▶ TASK PROMPT: Leave out the pictures and repeat the rest of the material exactly.

▶ Data tied to figure images:
— BEGIN —
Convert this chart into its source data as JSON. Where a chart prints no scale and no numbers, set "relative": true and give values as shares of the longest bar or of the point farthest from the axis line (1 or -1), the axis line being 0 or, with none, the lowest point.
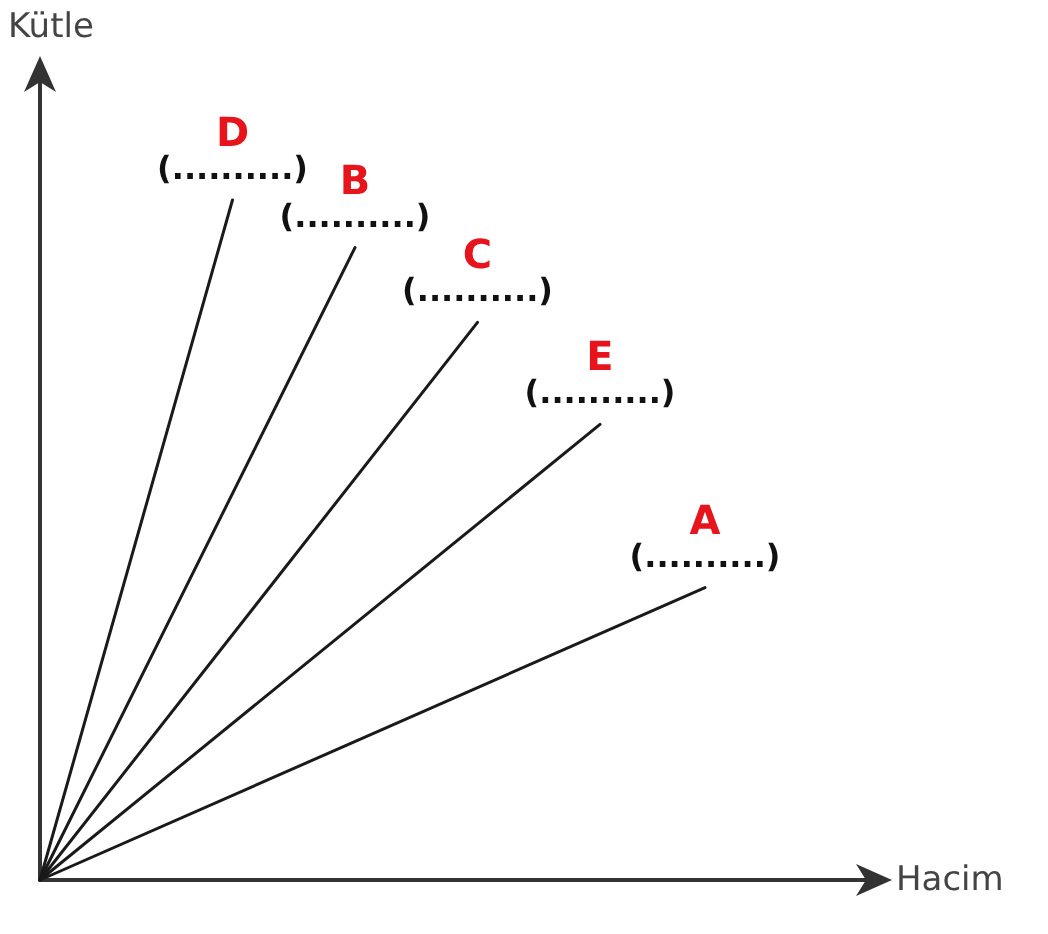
{
  "chart_data": {
    "type": "line",
    "relative": true,
    "xlabel": "Hacim",
    "ylabel": "Kütle",
    "marker": "none",
    "line_style": "solid",
    "grid": false,
    "legend": false,
    "categories": [
      null,
      null,
      null,
      null,
      null,
      null,
      null,
      null,
      null,
      null,
      null,
      null,
      null,
      null,
      null,
      null,
      null,
      null,
      null,
      null,
      null,
      null,
      null,
      null,
      null,
      null,
      null,
      null,
      null,
      null,
      null,
      null,
      null,
      null,
      null,
      null,
      null,
      null,
      null,
      null,
      null,
      null,
      null,
      null,
      null,
      null,
      null,
      null,
      null
    ],
    "series": [
      {
        "name": "D",
        "color": "#1a1a1a",
        "values": [
          0,
          null,
          null,
          null,
          null,
          null,
          null,
          null,
          null,
          null,
          null,
          1,
          null,
          null,
          null,
          null,
          null,
          null,
          null,
          null,
          null,
          null,
          null,
          null,
          null,
          null,
          null,
          null,
          null,
          null,
          null,
          null,
          null,
          null,
          null,
          null,
          null,
          null,
          null,
          null,
          null,
          null,
          null,
          null,
          null,
          null,
          null,
          null,
          null
        ]
      },
      {
        "name": "B",
        "color": "#1a1a1a",
        "values": [
          0,
          null,
          null,
          null,
          null,
          null,
          null,
          null,
          null,
          null,
          null,
          null,
          null,
          null,
          null,
          null,
          null,
          null,
          0.93,
          null,
          null,
          null,
          null,
          null,
          null,
          null,
          null,
          null,
          null,
          null,
          null,
          null,
          null,
          null,
          null,
          null,
          null,
          null,
          null,
          null,
          null,
          null,
          null,
          null,
          null,
          null,
          null,
          null,
          null
        ]
      },
      {
        "name": "C",
        "color": "#1a1a1a",
        "values": [
          0,
          null,
          null,
          null,
          null,
          null,
          null,
          null,
          null,
          null,
          null,
          null,
          null,
          null,
          null,
          null,
          null,
          null,
          null,
          null,
          null,
          null,
          null,
          null,
          null,
          0.82,
          null,
          null,
          null,
          null,
          null,
          null,
          null,
          null,
          null,
          null,
          null,
          null,
          null,
          null,
          null,
          null,
          null,
          null,
          null,
          null,
          null,
          null,
          null
        ]
      },
      {
        "name": "E",
        "color": "#1a1a1a",
        "values": [
          0,
          null,
          null,
          null,
          null,
          null,
          null,
          null,
          null,
          null,
          null,
          null,
          null,
          null,
          null,
          null,
          null,
          null,
          null,
          null,
          null,
          null,
          null,
          null,
          null,
          null,
          null,
          null,
          null,
          null,
          null,
          null,
          0.67,
          null,
          null,
          null,
          null,
          null,
          null,
          null,
          null,
          null,
          null,
          null,
          null,
          null,
          null,
          null,
          null
        ]
      },
      {
        "name": "A",
        "color": "#1a1a1a",
        "values": [
          0,
          null,
          null,
          null,
          null,
          null,
          null,
          null,
          null,
          null,
          null,
          null,
          null,
          null,
          null,
          null,
          null,
          null,
          null,
          null,
          null,
          null,
          null,
          null,
          null,
          null,
          null,
          null,
          null,
          null,
          null,
          null,
          null,
          null,
          null,
          null,
          null,
          null,
          0.43,
          null,
          null,
          null,
          null,
          null,
          null,
          null,
          null,
          null,
          null
        ]
      }
    ],
    "annotations": [
      "(..........)",
      "(..........)",
      "(..........)",
      "(..........)",
      "(..........)"
    ]
  }
}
— END —
▶ FULL SOLUTION:
Convert this chart into its source data as JSON. Where a chart prints no scale and no numbers, set "relative": true and give values as shares of the longest bar or of the point farthest from the axis line (1 or -1), the axis line being 0 or, with none, the lowest point.
{
  "chart_data": {
    "type": "line",
    "relative": true,
    "xlabel": "Hacim",
    "ylabel": "Kütle",
    "marker": "none",
    "line_style": "solid",
    "grid": false,
    "legend": false,
    "categories": [
      null,
      null,
      null,
      null,
      null,
      null,
      null,
      null,
      null,
      null,
      null,
      null,
      null,
      null,
      null,
      null,
      null,
      null,
      null,
      null,
      null,
      null,
      null,
      null,
      null,
      null,
      null,
      null,
      null,
      null,
      null,
      null,
      null,
      null,
      null,
      null,
      null,
      null,
      null,
      null,
      null,
      null,
      null,
      null,
      null,
      null,
      null,
      null,
      null
    ],
    "series": [
      {
        "name": "D",
        "color": "#1a1a1a",
        "values": [
          0,
          null,
          null,
          null,
          null,
          null,
          null,
          null,
          null,
          null,
          null,
          1,
          null,
          null,
          null,
          null,
          null,
          null,
          null,
          null,
          null,
          null,
          null,
          null,
          null,
          null,
          null,
          null,
          null,
          null,
          null,
          null,
          null,
          null,
          null,
          null,
          null,
          null,
          null,
          null,
          null,
          null,
          null,
          null,
          null,
          null,
          null,
          null,
          null
        ]
      },
      {
        "name": "B",
        "color": "#1a1a1a",
        "values": [
          0,
          null,
          null,
          null,
          null,
          null,
          null,
          null,
          null,
          null,
          null,
          null,
          null,
          null,
          null,
          null,
          null,
          null,
          0.93,
          null,
          null,
          null,
          null,
          null,
          null,
          null,
          null,
          null,
          null,
          null,
          null,
          null,
          null,
          null,
          null,
          null,
          null,
          null,
          null,
          null,
          null,
          null,
          null,
          null,
          null,
          null,
          null,
          null,
          null
        ]
      },
      {
        "name": "C",
        "color": "#1a1a1a",
        "values": [
          0,
          null,
          null,
          null,
          null,
          null,
          null,
          null,
          null,
          null,
          null,
          null,
          null,
          null,
          null,
          null,
          null,
          null,
          null,
          null,
          null,
          null,
          null,
          null,
          null,
          0.82,
          null,
          null,
          null,
          null,
          null,
          null,
          null,
          null,
          null,
          null,
          null,
          null,
          null,
          null,
          null,
          null,
          null,
          null,
          null,
          null,
          null,
          null,
          null
        ]
      },
      {
        "name": "E",
        "color": "#1a1a1a",
        "values": [
          0,
          null,
          null,
          null,
          null,
          null,
          null,
          null,
          null,
          null,
          null,
          null,
          null,
          null,
          null,
          null,
          null,
          null,
          null,
          null,
          null,
          null,
          null,
          null,
          null,
          null,
          null,
          null,
          null,
          null,
          null,
          null,
          0.67,
          null,
          null,
          null,
          null,
          null,
          null,
          null,
          null,
          null,
          null,
          null,
          null,
          null,
          null,
          null,
          null
        ]
      },
      {
        "name": "A",
        "color": "#1a1a1a",
        "values": [
          0,
          null,
          null,
          null,
          null,
          null,
          null,
          null,
          null,
          null,
          null,
          null,
          null,
          null,
          null,
          null,
          null,
          null,
          null,
          null,
          null,
          null,
          null,
          null,
          null,
          null,
          null,
          null,
          null,
          null,
          null,
          null,
          null,
          null,
          null,
          null,
          null,
          null,
          0.43,
          null,
          null,
          null,
          null,
          null,
          null,
          null,
          null,
          null,
          null
        ]
      }
    ],
    "annotations": [
      "(..........)",
      "(..........)",
      "(..........)",
      "(..........)",
      "(..........)"
    ]
  }
}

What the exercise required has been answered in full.